--- START ---

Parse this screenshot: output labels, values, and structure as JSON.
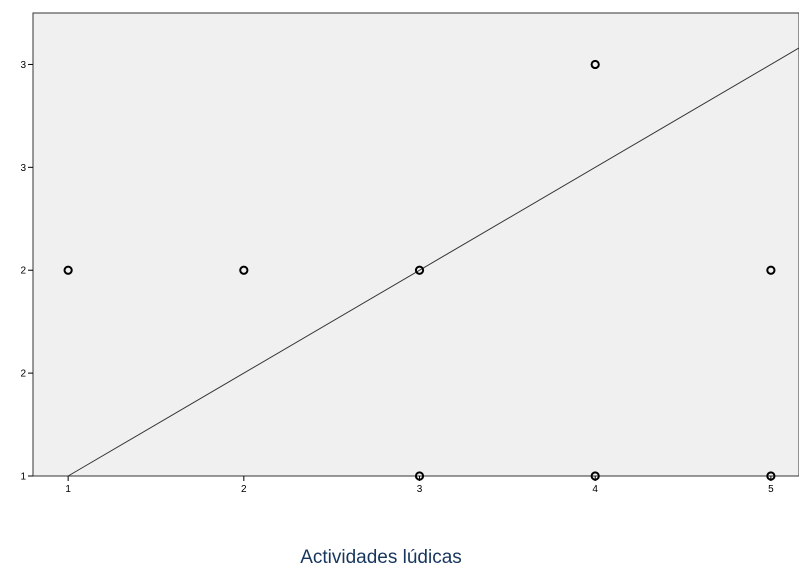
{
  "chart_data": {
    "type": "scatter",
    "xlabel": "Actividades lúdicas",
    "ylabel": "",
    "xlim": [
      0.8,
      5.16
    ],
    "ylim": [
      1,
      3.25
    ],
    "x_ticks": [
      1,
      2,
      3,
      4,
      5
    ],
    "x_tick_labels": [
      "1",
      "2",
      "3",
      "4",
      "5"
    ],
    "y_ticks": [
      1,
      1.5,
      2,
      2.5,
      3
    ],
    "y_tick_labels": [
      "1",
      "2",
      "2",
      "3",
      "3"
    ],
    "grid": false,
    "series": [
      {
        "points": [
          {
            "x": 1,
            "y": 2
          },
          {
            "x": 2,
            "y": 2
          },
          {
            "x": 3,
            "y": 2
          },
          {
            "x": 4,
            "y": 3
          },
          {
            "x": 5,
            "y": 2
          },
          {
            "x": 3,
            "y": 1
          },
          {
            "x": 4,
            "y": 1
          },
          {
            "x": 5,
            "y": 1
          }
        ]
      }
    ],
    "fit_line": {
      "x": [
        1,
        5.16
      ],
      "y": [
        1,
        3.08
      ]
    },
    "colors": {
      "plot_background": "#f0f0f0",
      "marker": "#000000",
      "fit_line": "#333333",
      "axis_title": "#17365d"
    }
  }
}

--- END ---

TASK INSTRUCTIONS » Quote the data above in full, leaving out the pictures it holds.

EXPECTED ANSWER »
Parse this screenshot: output labels, values, and structure as JSON.
{
  "chart_data": {
    "type": "scatter",
    "xlabel": "Actividades lúdicas",
    "ylabel": "",
    "xlim": [
      0.8,
      5.16
    ],
    "ylim": [
      1,
      3.25
    ],
    "x_ticks": [
      1,
      2,
      3,
      4,
      5
    ],
    "x_tick_labels": [
      "1",
      "2",
      "3",
      "4",
      "5"
    ],
    "y_ticks": [
      1,
      1.5,
      2,
      2.5,
      3
    ],
    "y_tick_labels": [
      "1",
      "2",
      "2",
      "3",
      "3"
    ],
    "grid": false,
    "series": [
      {
        "points": [
          {
            "x": 1,
            "y": 2
          },
          {
            "x": 2,
            "y": 2
          },
          {
            "x": 3,
            "y": 2
          },
          {
            "x": 4,
            "y": 3
          },
          {
            "x": 5,
            "y": 2
          },
          {
            "x": 3,
            "y": 1
          },
          {
            "x": 4,
            "y": 1
          },
          {
            "x": 5,
            "y": 1
          }
        ]
      }
    ],
    "fit_line": {
      "x": [
        1,
        5.16
      ],
      "y": [
        1,
        3.08
      ]
    },
    "colors": {
      "plot_background": "#f0f0f0",
      "marker": "#000000",
      "fit_line": "#333333",
      "axis_title": "#17365d"
    }
  }
}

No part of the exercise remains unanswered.